» **What is asked**
Among the lines of this listing, determine how many contain the string "Administrator". Answer with the number only.

Dataset excerpts:

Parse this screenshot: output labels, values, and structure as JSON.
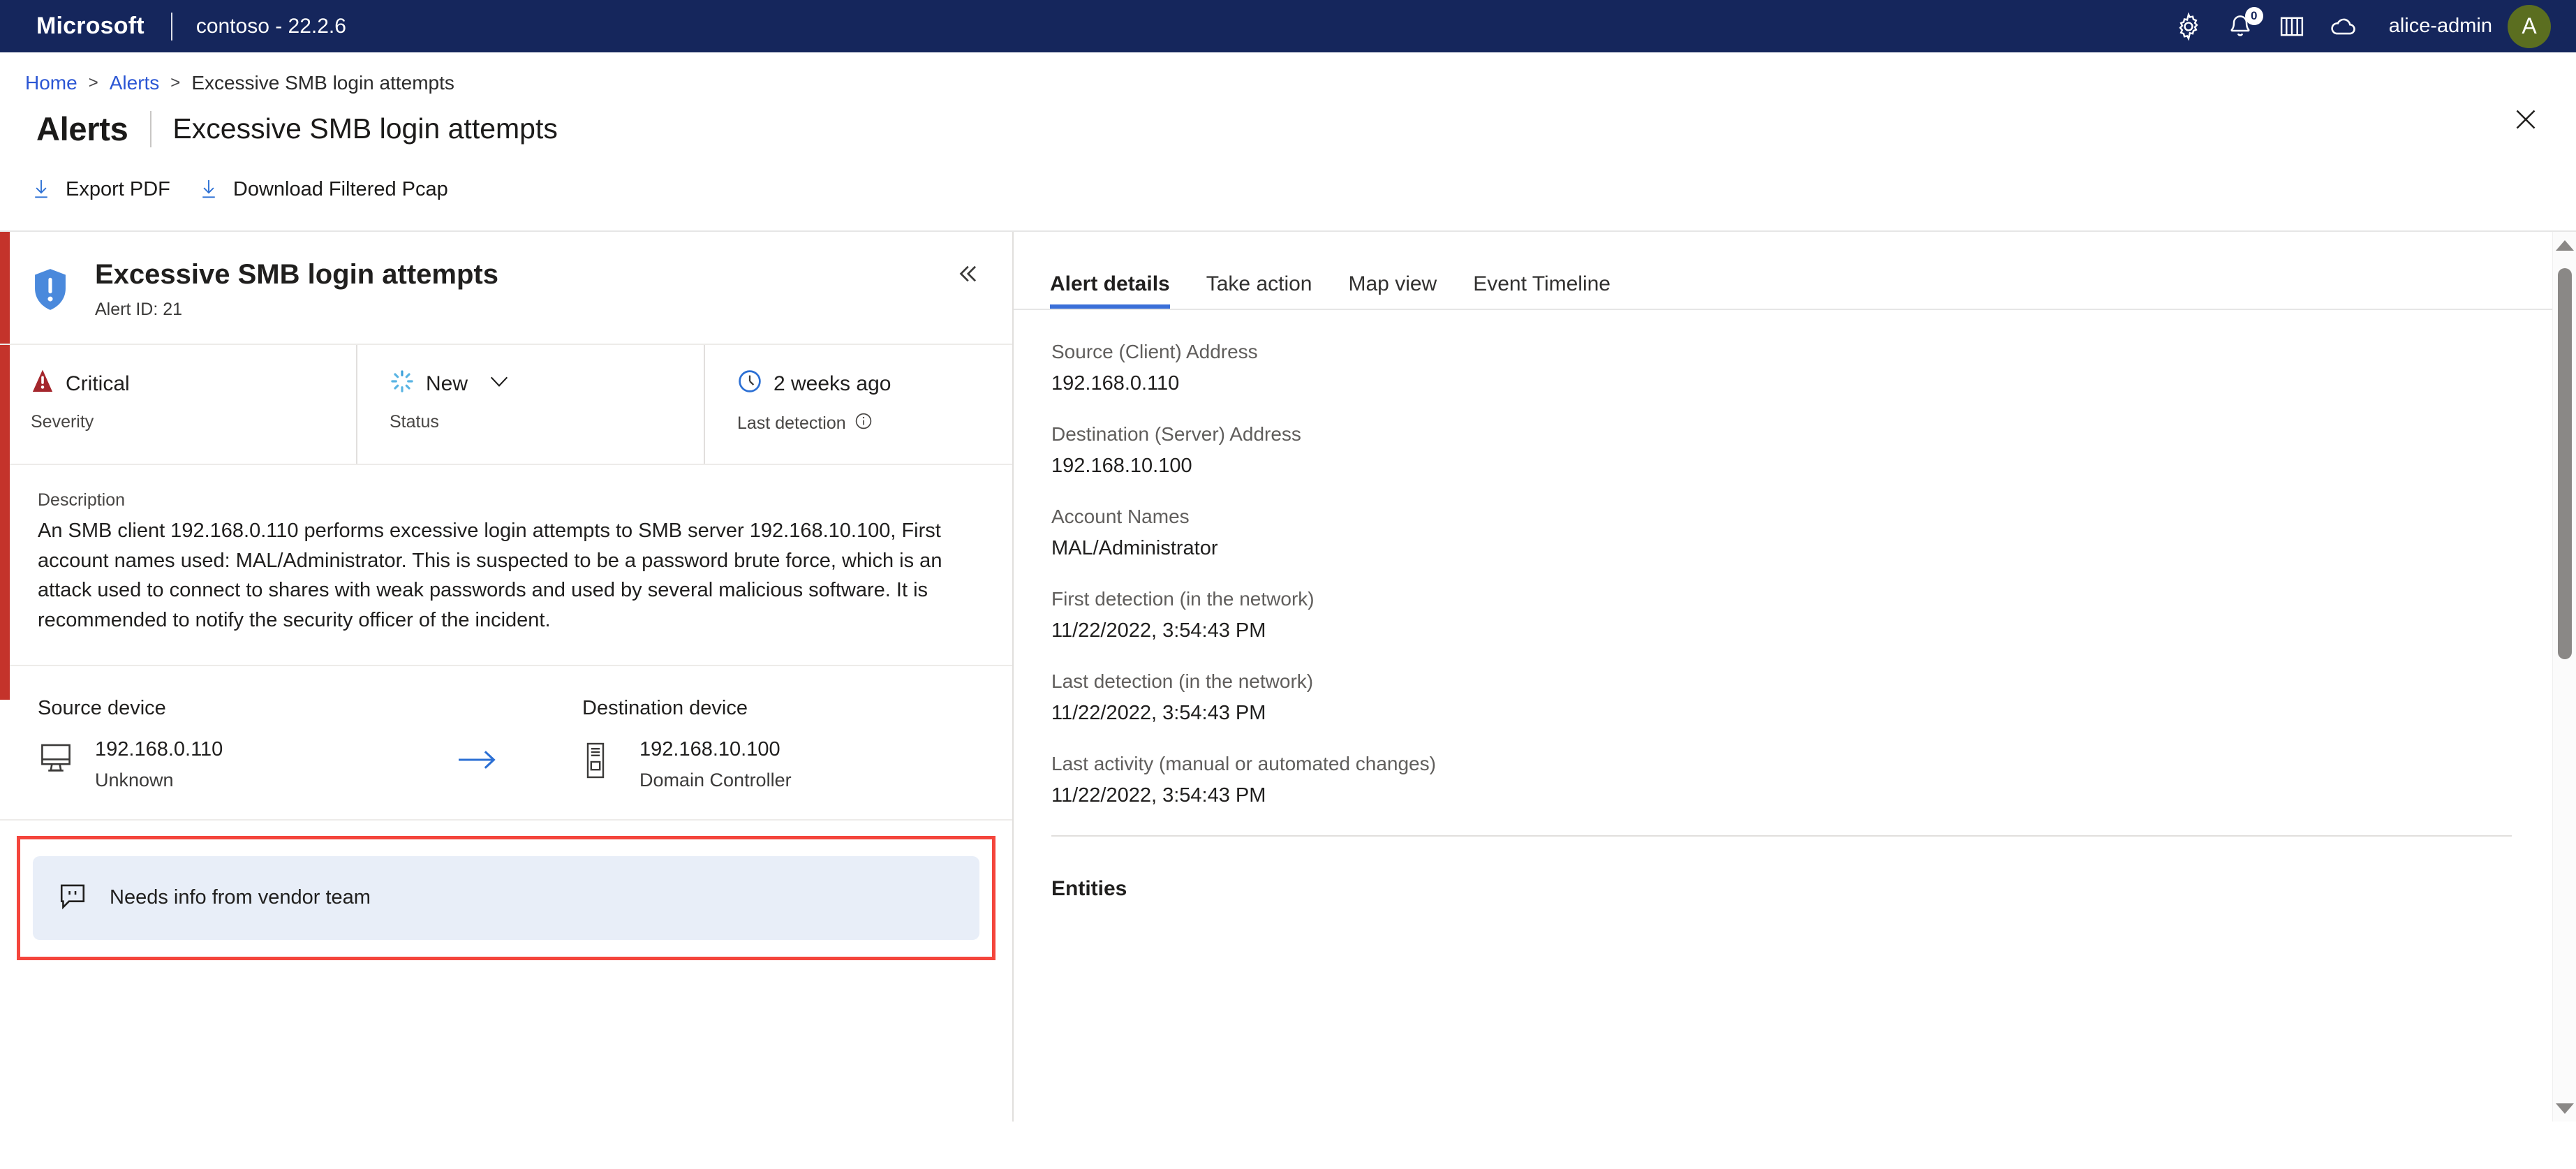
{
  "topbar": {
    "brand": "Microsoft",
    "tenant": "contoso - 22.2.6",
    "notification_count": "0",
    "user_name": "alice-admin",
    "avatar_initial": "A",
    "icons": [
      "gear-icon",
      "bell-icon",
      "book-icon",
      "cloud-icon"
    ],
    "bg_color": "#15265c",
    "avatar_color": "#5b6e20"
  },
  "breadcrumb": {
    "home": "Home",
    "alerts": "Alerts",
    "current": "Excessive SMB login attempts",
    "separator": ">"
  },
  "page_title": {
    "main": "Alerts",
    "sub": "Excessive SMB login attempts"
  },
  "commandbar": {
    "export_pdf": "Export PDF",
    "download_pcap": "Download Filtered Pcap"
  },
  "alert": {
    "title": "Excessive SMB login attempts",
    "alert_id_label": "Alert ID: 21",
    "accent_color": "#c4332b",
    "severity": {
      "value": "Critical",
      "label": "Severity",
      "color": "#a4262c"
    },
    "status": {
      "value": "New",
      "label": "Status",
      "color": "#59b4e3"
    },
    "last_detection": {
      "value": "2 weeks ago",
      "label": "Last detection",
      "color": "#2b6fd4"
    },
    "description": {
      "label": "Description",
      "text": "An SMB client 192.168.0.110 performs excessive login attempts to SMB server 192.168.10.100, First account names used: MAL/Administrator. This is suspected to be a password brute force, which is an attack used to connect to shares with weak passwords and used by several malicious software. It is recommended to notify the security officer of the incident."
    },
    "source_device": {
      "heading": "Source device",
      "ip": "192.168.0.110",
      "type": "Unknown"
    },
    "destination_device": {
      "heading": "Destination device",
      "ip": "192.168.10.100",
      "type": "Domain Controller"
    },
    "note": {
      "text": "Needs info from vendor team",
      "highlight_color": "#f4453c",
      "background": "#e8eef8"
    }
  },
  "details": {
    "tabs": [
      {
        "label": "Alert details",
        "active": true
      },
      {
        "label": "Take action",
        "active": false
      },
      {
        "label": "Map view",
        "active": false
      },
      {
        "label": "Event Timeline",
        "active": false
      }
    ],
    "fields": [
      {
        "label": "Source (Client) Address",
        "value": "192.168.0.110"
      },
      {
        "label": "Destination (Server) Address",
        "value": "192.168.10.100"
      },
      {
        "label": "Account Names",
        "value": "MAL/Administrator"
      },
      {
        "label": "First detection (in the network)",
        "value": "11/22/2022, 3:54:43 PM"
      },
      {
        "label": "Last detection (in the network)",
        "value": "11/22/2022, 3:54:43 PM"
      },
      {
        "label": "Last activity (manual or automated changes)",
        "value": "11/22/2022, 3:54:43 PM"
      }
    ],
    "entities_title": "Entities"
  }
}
--
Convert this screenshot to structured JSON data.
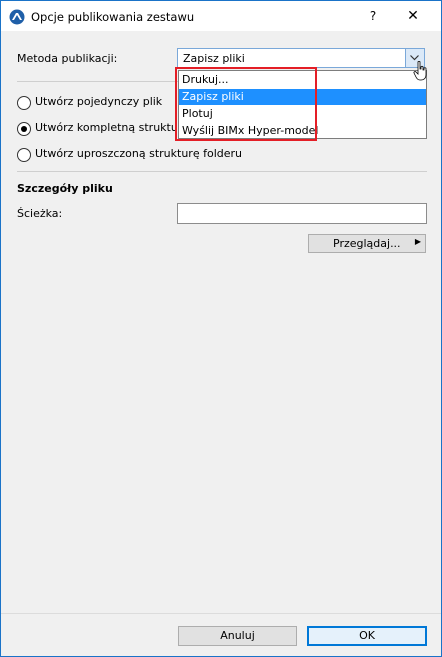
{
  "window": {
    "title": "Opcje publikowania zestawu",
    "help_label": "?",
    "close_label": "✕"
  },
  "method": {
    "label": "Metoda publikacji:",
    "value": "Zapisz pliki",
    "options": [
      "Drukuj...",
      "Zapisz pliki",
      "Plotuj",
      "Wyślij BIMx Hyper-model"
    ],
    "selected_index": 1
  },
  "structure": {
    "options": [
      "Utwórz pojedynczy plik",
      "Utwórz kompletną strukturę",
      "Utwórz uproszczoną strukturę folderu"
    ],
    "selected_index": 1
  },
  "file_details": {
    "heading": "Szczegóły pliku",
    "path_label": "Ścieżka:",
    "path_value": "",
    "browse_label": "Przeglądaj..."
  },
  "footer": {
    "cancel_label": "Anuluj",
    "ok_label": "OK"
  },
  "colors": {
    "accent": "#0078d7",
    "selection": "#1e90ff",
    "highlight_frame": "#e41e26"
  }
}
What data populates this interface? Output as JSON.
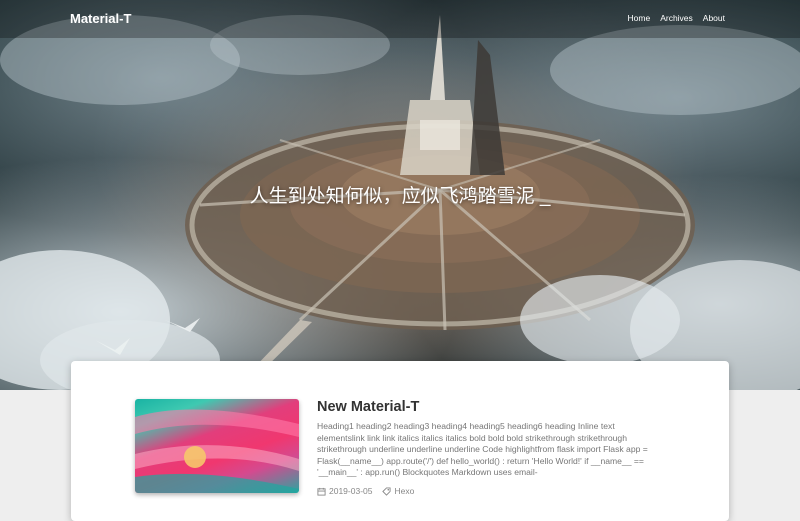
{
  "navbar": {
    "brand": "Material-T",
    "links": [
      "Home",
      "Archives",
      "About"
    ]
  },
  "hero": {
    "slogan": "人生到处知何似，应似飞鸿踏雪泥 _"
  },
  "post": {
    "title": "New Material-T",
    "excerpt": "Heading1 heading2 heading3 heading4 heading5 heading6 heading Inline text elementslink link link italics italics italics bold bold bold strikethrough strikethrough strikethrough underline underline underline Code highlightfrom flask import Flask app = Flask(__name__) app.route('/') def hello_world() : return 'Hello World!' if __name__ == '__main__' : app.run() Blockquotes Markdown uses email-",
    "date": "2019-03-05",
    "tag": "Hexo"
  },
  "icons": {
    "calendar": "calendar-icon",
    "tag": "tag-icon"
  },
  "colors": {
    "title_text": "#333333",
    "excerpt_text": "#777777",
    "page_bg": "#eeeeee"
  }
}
---
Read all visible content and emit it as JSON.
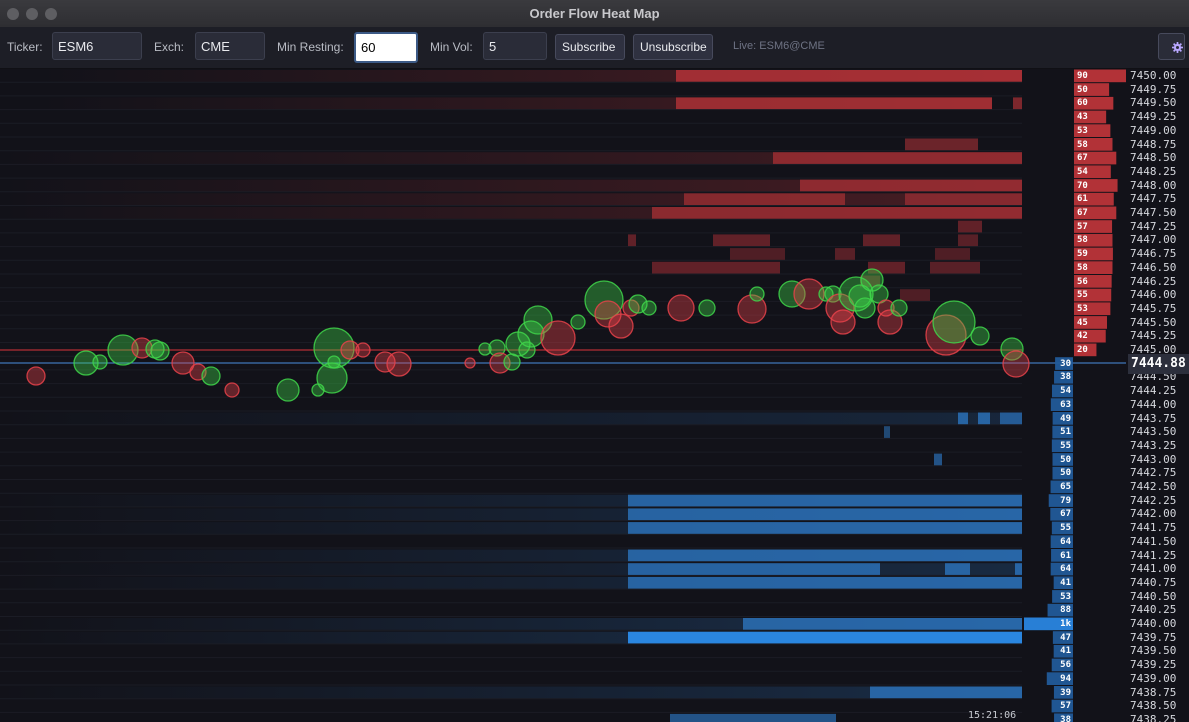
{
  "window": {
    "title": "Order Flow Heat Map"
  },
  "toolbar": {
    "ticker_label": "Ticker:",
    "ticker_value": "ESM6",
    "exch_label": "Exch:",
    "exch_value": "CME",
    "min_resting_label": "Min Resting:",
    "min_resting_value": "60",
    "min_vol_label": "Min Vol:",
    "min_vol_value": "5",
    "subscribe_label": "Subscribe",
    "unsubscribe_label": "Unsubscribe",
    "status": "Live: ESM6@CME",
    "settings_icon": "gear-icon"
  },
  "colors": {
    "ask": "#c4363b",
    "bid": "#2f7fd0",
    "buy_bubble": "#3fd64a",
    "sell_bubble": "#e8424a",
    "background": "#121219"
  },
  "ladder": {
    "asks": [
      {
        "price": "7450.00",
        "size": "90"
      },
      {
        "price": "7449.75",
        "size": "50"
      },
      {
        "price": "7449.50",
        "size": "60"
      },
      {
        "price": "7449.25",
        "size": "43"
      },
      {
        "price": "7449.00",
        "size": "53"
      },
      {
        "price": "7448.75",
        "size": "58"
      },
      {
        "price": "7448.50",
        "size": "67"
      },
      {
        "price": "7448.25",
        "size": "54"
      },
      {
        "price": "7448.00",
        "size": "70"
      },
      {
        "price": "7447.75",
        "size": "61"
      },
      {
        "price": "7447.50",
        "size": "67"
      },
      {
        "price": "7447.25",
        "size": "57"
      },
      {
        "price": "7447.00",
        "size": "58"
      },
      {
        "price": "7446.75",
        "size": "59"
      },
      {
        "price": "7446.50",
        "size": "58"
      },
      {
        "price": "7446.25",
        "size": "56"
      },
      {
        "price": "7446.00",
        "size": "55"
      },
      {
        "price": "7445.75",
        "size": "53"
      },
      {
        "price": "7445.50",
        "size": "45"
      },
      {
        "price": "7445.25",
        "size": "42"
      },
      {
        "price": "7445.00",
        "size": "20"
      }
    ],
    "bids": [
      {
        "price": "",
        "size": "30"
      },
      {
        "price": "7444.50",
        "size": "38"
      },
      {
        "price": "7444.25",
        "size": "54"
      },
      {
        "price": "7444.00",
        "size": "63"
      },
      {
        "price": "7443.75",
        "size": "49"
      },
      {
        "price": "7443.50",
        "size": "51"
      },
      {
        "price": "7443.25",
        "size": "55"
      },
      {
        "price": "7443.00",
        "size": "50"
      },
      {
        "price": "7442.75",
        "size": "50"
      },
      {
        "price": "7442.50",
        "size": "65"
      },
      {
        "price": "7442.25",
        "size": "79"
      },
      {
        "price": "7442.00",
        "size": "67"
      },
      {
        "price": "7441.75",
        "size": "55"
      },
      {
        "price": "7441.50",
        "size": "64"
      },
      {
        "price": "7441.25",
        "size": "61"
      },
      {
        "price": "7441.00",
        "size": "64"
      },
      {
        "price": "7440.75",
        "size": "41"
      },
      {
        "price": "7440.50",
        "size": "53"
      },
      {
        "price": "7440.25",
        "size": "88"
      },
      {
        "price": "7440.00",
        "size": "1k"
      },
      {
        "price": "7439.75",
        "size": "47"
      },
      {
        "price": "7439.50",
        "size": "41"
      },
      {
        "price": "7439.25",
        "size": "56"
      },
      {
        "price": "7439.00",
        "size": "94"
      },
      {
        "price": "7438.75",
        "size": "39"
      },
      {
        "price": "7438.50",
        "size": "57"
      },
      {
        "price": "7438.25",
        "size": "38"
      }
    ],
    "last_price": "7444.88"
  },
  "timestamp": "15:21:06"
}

» **Answer in full**
2